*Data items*
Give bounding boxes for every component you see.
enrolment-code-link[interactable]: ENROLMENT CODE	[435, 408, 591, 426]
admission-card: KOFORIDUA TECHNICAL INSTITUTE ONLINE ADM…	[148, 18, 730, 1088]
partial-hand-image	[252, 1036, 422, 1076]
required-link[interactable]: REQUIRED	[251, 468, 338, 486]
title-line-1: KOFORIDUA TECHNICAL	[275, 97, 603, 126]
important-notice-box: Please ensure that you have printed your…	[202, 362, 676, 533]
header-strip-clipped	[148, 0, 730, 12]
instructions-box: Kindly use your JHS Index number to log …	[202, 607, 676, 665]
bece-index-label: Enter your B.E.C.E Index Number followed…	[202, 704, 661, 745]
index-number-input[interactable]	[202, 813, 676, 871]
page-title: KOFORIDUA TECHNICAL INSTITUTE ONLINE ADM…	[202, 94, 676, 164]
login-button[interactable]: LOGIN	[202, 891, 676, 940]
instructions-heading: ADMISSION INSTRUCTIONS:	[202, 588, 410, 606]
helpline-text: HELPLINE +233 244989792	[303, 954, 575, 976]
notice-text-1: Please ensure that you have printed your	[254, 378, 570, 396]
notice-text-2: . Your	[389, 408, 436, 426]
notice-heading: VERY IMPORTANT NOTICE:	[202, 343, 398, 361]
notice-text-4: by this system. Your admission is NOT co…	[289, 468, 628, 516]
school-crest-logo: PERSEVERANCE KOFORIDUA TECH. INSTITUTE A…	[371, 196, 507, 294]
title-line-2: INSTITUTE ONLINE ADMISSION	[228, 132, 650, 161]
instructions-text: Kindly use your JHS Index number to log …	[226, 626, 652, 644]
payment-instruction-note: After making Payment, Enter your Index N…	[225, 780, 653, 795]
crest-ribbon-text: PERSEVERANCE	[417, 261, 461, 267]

*Exercise instructions*
Retype every line of the rows above exactly as they appear.

*Solution for this task*
Give bounding boxes for every component you see.
enrolment-code-link[interactable]: ENROLMENT CODE	[435, 408, 591, 426]
admission-card: KOFORIDUA TECHNICAL INSTITUTE ONLINE ADM…	[148, 18, 730, 1088]
partial-hand-image	[252, 1036, 422, 1076]
required-link[interactable]: REQUIRED	[251, 468, 338, 486]
title-line-1: KOFORIDUA TECHNICAL	[275, 97, 603, 126]
important-notice-box: Please ensure that you have printed your…	[202, 362, 676, 533]
header-strip-clipped	[148, 0, 730, 12]
instructions-box: Kindly use your JHS Index number to log …	[202, 607, 676, 665]
bece-index-label: Enter your B.E.C.E Index Number followed…	[202, 704, 661, 745]
index-number-input[interactable]	[202, 813, 676, 871]
page-title: KOFORIDUA TECHNICAL INSTITUTE ONLINE ADM…	[202, 94, 676, 164]
login-button[interactable]: LOGIN	[202, 891, 676, 940]
instructions-heading: ADMISSION INSTRUCTIONS:	[202, 588, 410, 606]
helpline-text: HELPLINE +233 244989792	[303, 954, 575, 976]
notice-text-1: Please ensure that you have printed your	[254, 378, 570, 396]
notice-text-2: . Your	[389, 408, 436, 426]
notice-heading: VERY IMPORTANT NOTICE:	[202, 343, 398, 361]
notice-text-4: by this system. Your admission is NOT co…	[289, 468, 628, 516]
school-crest-logo: PERSEVERANCE KOFORIDUA TECH. INSTITUTE A…	[371, 196, 507, 294]
title-line-2: INSTITUTE ONLINE ADMISSION	[228, 132, 650, 161]
instructions-text: Kindly use your JHS Index number to log …	[226, 626, 652, 644]
payment-instruction-note: After making Payment, Enter your Index N…	[225, 780, 653, 795]
crest-ribbon-text: PERSEVERANCE	[417, 261, 461, 267]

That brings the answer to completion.